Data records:
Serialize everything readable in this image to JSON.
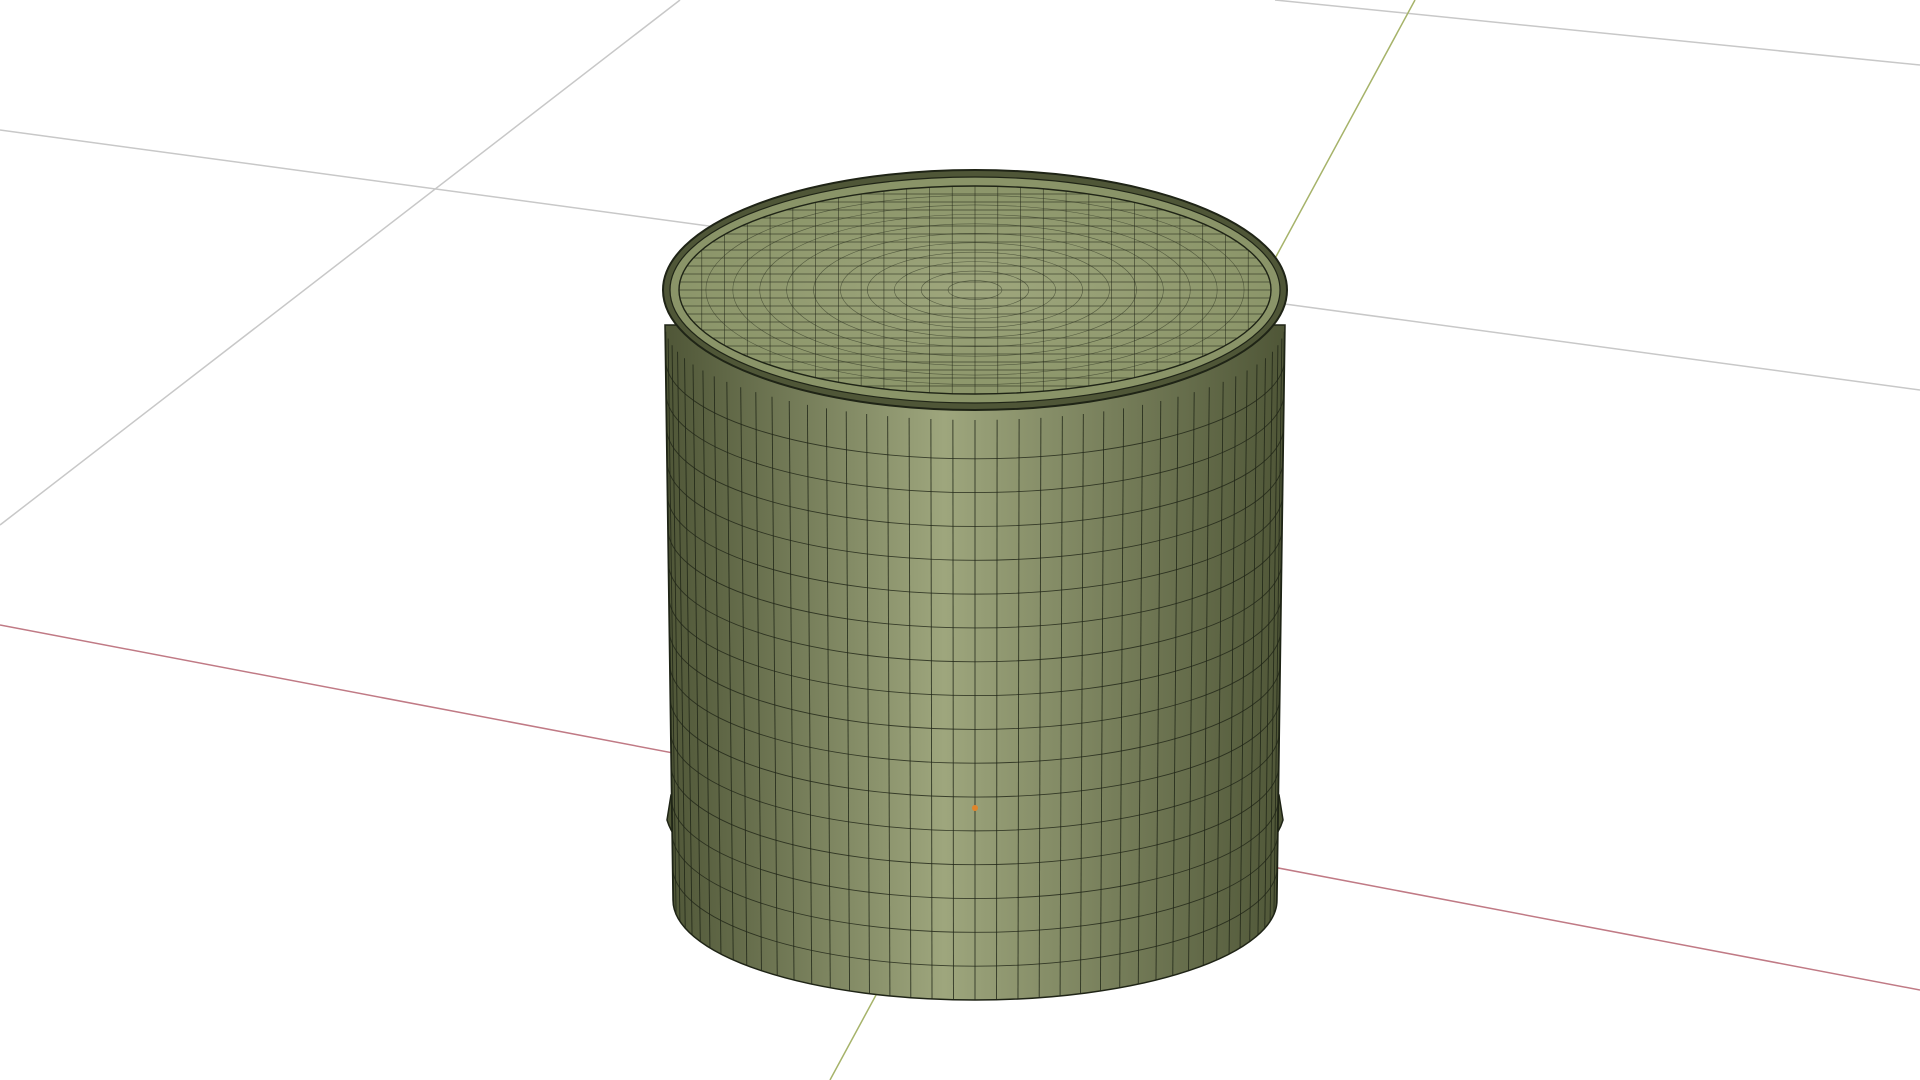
{
  "viewport": {
    "mode": "3d-viewport",
    "shading": "solid-with-wireframe",
    "object": "cylinder-can",
    "mesh_grid": {
      "side_columns": 44,
      "side_rows": 16,
      "cap_rings": 11,
      "cap_lines": 26
    },
    "colors": {
      "background": "#ffffff",
      "floor_grid": "#c8c8c8",
      "x_axis": "#c07a85",
      "y_axis": "#a6b36a",
      "mesh_base": "#8a9468",
      "mesh_light": "#9ea67d",
      "mesh_dark": "#4f5637",
      "wire": "#1f2416",
      "origin_dot": "#e0852a"
    }
  }
}
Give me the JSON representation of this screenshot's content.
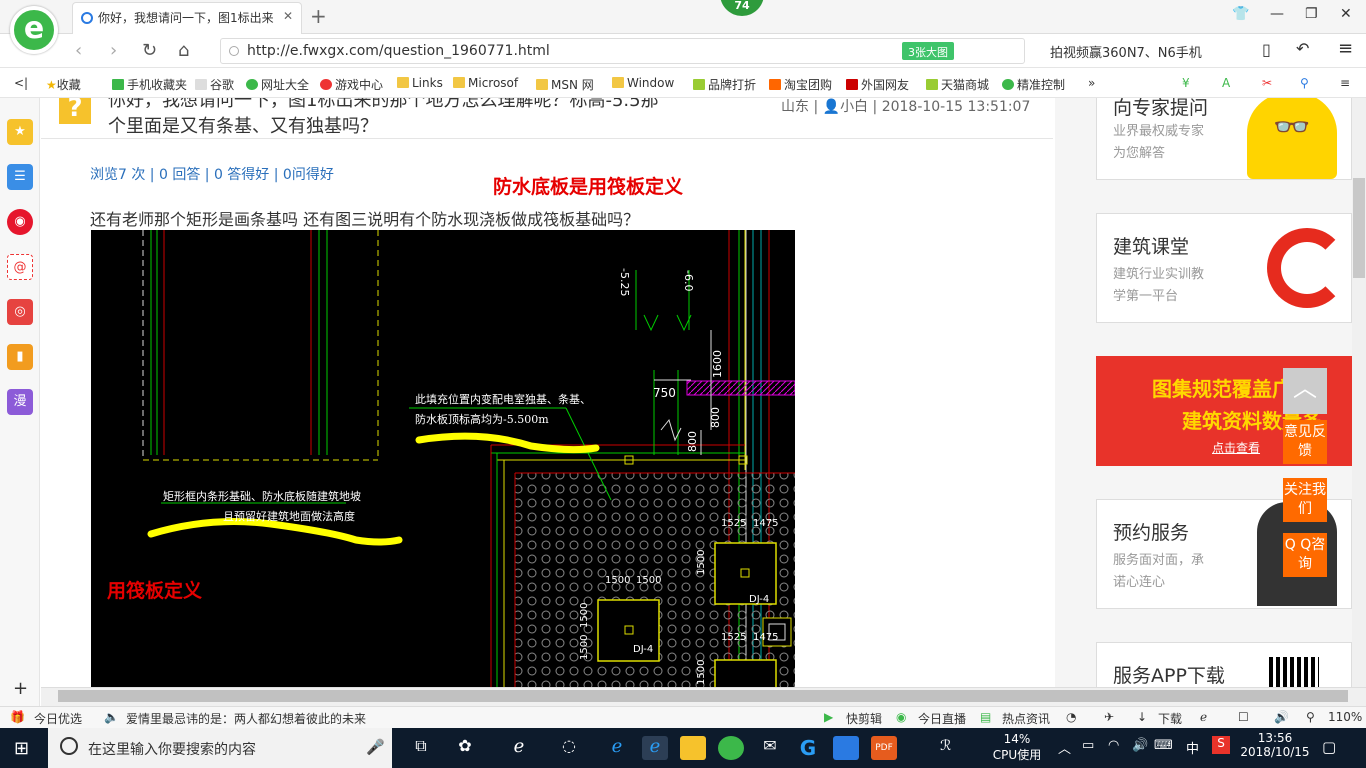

Goal: Quote the records in their entirety, keeping the wording exact and excluding pictures.

Answer to this problem:
Serialize everything readable in this image to JSON.
{
  "viewport": {
    "mode": "3d-viewport",
    "shading": "solid-with-wireframe",
    "object": "cylinder-can",
    "mesh_grid": {
      "side_columns": 44,
      "side_rows": 16,
      "cap_rings": 11,
      "cap_lines": 26
    },
    "colors": {
      "background": "#ffffff",
      "floor_grid": "#c8c8c8",
      "x_axis": "#c07a85",
      "y_axis": "#a6b36a",
      "mesh_base": "#8a9468",
      "mesh_light": "#9ea67d",
      "mesh_dark": "#4f5637",
      "wire": "#1f2416",
      "origin_dot": "#e0852a"
    }
  }
}
Give me the JSON representation of this screenshot's content.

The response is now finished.